**Directions**
Give the lines starting at the first one and ending at the line containing "256, 338, 273]", both included, as a Markdown table with the columns Row and Line. Number each row, and leave out any blank lines.

╭──

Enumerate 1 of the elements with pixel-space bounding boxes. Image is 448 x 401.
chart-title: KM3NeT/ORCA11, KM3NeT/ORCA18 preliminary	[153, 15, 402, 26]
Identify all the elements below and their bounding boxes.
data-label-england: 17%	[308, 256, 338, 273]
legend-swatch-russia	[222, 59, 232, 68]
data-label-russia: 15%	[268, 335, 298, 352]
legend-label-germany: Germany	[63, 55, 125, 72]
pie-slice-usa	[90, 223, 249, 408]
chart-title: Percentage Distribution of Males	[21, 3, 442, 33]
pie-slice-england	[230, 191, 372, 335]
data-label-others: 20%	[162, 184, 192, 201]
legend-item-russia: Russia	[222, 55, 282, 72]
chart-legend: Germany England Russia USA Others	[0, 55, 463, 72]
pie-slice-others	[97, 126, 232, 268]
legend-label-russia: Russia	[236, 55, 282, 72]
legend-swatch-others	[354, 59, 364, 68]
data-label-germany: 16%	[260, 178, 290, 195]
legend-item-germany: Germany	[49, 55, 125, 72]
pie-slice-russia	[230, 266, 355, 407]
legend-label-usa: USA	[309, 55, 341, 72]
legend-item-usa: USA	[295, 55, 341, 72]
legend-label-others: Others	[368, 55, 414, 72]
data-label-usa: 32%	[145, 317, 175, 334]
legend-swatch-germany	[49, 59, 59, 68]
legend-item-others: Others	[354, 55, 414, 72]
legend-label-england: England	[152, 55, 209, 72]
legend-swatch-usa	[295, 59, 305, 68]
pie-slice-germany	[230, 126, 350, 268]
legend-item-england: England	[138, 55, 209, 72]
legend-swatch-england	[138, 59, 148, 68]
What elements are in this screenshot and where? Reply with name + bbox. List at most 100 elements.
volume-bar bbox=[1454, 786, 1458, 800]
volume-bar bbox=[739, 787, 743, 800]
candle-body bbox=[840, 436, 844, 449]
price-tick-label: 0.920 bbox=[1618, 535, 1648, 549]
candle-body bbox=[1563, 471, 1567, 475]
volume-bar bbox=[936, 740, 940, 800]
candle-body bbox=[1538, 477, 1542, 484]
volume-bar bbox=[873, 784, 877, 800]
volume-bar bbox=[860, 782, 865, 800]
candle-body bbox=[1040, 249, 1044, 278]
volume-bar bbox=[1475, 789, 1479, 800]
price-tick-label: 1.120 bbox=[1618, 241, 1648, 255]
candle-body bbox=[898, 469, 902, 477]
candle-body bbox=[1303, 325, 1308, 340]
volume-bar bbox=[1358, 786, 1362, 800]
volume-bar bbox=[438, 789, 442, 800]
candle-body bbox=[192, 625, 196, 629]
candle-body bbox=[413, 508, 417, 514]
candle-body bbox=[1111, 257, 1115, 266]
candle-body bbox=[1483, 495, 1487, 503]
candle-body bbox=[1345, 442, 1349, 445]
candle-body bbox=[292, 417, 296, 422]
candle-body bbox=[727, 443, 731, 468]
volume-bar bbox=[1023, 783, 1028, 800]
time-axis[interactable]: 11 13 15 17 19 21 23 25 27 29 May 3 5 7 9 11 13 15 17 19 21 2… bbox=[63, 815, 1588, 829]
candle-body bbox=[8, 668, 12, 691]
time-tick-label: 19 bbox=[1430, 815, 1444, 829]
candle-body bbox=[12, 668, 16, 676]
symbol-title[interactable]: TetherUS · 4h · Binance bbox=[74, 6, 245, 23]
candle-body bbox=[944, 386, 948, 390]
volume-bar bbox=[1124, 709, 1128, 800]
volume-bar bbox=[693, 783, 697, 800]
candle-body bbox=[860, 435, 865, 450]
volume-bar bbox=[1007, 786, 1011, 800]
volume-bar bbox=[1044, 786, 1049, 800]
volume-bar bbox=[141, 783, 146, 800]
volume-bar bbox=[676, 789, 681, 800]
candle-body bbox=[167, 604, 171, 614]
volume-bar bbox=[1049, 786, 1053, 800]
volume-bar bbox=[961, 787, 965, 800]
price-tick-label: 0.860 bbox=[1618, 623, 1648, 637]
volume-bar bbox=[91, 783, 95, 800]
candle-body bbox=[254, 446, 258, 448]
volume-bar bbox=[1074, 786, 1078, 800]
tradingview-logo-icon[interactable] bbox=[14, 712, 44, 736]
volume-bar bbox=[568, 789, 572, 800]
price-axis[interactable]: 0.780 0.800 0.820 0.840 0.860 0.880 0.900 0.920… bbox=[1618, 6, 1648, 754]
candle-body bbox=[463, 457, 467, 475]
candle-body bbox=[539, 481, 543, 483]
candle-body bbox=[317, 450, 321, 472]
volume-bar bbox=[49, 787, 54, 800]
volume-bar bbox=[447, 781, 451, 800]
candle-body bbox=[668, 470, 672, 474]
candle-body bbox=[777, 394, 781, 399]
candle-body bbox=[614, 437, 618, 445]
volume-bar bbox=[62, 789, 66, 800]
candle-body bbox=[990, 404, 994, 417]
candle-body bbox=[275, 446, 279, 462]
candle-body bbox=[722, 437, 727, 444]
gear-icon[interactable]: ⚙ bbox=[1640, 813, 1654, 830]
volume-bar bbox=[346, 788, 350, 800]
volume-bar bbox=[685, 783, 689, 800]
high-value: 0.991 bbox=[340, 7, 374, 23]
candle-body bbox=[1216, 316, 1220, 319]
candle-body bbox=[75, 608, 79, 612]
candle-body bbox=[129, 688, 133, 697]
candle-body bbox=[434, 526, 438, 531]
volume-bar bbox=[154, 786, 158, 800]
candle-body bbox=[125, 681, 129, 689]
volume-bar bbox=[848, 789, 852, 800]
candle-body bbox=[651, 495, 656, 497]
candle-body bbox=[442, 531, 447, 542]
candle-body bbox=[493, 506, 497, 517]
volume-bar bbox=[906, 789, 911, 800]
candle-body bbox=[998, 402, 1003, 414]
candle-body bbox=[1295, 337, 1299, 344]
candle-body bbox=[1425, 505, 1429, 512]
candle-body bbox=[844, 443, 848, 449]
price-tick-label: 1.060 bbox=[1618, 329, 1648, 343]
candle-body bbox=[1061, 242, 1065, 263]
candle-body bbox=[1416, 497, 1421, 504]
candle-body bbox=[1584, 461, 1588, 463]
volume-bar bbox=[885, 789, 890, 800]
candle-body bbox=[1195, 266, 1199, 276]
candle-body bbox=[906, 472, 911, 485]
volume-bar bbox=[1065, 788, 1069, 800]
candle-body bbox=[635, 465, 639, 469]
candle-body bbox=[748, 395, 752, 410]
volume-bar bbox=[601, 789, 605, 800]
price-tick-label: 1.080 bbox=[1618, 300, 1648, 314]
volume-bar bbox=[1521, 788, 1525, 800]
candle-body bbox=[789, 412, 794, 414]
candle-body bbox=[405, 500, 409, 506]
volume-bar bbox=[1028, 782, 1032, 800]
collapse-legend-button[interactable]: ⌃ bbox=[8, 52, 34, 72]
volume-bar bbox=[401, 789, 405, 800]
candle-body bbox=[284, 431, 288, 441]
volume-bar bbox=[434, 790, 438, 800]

╰──

**Final answer**
| Row | Line |
|---|---|
| 1 | Enumerate 1 of the elements with pixel-space bounding boxes. Image is 448 x 401. |
| 2 | chart-title: KM3NeT/ORCA11, KM3NeT/ORCA18 preliminary	[153, 15, 402, 26] |
| 3 | Identify all the elements below and their bounding boxes. |
| 4 | data-label-england: 17%	[308, 256, 338, 273] |